[Stored data]
▶
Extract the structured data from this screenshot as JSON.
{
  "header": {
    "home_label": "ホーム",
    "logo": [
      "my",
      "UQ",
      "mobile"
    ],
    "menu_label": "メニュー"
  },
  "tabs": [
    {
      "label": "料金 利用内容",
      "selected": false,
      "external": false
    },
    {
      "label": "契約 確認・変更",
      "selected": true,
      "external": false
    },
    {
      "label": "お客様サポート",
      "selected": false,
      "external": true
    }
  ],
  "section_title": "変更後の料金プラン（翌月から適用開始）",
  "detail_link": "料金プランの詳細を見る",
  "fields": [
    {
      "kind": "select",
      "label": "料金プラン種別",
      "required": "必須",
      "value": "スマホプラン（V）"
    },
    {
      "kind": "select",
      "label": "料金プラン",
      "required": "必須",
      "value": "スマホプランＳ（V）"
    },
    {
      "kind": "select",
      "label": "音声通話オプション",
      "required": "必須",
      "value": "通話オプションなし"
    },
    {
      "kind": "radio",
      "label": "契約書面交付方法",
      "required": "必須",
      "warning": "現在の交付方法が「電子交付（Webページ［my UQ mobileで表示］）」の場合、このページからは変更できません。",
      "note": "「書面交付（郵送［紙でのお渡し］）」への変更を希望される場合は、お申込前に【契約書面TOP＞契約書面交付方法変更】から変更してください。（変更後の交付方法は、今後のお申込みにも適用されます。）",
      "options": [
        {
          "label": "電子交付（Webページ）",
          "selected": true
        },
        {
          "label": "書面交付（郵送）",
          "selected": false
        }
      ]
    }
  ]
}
◀
▶
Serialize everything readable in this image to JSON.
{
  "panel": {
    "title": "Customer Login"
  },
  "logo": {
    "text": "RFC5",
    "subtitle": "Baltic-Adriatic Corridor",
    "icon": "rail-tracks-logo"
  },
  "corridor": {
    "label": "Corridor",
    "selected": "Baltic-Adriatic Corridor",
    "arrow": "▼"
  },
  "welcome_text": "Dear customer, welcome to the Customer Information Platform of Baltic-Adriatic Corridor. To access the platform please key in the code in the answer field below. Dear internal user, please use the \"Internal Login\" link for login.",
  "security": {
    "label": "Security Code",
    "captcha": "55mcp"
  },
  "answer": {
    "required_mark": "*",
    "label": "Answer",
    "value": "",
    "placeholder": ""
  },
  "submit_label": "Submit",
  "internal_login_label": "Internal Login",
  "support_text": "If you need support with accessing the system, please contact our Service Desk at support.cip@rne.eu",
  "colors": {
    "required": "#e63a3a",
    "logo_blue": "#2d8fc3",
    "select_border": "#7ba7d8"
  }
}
◀
Problem statement: Check the data for the word "selected" and pull out the lines that have it.

Finished exercise:
      "selected": false,
      "selected": true,
      "selected": false,
          "selected": true
          "selected": false
    "selected": "Baltic-Adriatic Corridor",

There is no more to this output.